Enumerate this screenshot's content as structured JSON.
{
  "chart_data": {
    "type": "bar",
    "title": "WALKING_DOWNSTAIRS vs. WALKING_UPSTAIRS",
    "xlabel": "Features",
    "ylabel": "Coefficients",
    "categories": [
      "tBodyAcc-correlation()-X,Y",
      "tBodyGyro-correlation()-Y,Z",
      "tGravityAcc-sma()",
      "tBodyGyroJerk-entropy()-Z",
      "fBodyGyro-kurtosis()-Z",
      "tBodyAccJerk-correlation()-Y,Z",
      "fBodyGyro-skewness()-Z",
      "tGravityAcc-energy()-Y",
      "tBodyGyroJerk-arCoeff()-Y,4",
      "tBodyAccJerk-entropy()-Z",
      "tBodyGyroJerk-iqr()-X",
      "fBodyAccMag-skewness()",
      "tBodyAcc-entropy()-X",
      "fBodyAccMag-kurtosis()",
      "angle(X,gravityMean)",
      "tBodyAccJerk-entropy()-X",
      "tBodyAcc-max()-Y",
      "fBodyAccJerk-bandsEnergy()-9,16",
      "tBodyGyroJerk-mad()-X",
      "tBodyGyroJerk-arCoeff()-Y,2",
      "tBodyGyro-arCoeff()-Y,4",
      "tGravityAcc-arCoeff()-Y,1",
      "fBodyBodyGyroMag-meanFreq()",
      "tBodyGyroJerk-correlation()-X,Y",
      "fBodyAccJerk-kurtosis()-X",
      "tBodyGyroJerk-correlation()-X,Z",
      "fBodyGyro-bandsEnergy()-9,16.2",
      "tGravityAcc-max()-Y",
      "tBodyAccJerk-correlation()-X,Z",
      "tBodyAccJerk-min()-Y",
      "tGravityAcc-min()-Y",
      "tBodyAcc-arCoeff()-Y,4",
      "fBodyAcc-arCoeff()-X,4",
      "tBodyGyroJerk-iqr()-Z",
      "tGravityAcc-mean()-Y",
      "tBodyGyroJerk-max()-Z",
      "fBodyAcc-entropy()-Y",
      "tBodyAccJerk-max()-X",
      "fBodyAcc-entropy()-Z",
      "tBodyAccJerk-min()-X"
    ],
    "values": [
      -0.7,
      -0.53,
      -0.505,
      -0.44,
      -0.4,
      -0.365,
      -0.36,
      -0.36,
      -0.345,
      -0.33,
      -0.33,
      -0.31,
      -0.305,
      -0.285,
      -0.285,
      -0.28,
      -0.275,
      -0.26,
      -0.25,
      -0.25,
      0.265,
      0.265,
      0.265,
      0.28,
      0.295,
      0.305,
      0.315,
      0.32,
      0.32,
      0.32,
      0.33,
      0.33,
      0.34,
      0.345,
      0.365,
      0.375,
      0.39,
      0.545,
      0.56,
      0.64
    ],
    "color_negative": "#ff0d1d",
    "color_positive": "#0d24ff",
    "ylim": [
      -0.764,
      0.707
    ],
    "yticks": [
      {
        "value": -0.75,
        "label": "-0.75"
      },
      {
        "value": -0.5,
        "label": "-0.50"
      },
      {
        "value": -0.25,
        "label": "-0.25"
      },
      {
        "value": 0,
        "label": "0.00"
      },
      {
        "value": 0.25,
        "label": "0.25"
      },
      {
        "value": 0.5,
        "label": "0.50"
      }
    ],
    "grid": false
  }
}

====

#### EXERCISE DESCRIPTION
Provide only the number of lines in the entries that hold the word "fBodyAccMag".

#### FINAL RESULT
2